(Dataset items)
===

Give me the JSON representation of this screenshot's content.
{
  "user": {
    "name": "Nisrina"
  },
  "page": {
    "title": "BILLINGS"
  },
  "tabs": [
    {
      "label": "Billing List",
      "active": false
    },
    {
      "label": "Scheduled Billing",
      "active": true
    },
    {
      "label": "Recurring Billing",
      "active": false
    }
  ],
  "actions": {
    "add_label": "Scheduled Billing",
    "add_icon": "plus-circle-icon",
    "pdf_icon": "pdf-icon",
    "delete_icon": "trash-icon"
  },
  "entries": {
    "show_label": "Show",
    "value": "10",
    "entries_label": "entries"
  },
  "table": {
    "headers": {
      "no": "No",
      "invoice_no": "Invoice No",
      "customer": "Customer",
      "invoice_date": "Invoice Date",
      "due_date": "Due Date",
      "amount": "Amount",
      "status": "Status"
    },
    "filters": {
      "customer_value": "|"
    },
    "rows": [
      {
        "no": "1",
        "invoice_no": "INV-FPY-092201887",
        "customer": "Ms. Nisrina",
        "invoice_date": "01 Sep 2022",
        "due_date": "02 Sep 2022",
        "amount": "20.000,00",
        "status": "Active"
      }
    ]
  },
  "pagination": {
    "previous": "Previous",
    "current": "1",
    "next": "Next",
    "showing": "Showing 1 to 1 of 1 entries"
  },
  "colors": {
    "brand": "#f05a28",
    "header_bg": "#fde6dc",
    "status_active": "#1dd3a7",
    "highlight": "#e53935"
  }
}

===

**WORK TO DO**
Transcribe the material above in its entirety. Match it exactly.

**SOLUTION**
Give me the JSON representation of this screenshot's content.
{
  "user": {
    "name": "Nisrina"
  },
  "page": {
    "title": "BILLINGS"
  },
  "tabs": [
    {
      "label": "Billing List",
      "active": false
    },
    {
      "label": "Scheduled Billing",
      "active": true
    },
    {
      "label": "Recurring Billing",
      "active": false
    }
  ],
  "actions": {
    "add_label": "Scheduled Billing",
    "add_icon": "plus-circle-icon",
    "pdf_icon": "pdf-icon",
    "delete_icon": "trash-icon"
  },
  "entries": {
    "show_label": "Show",
    "value": "10",
    "entries_label": "entries"
  },
  "table": {
    "headers": {
      "no": "No",
      "invoice_no": "Invoice No",
      "customer": "Customer",
      "invoice_date": "Invoice Date",
      "due_date": "Due Date",
      "amount": "Amount",
      "status": "Status"
    },
    "filters": {
      "customer_value": "|"
    },
    "rows": [
      {
        "no": "1",
        "invoice_no": "INV-FPY-092201887",
        "customer": "Ms. Nisrina",
        "invoice_date": "01 Sep 2022",
        "due_date": "02 Sep 2022",
        "amount": "20.000,00",
        "status": "Active"
      }
    ]
  },
  "pagination": {
    "previous": "Previous",
    "current": "1",
    "next": "Next",
    "showing": "Showing 1 to 1 of 1 entries"
  },
  "colors": {
    "brand": "#f05a28",
    "header_bg": "#fde6dc",
    "status_active": "#1dd3a7",
    "highlight": "#e53935"
  }
}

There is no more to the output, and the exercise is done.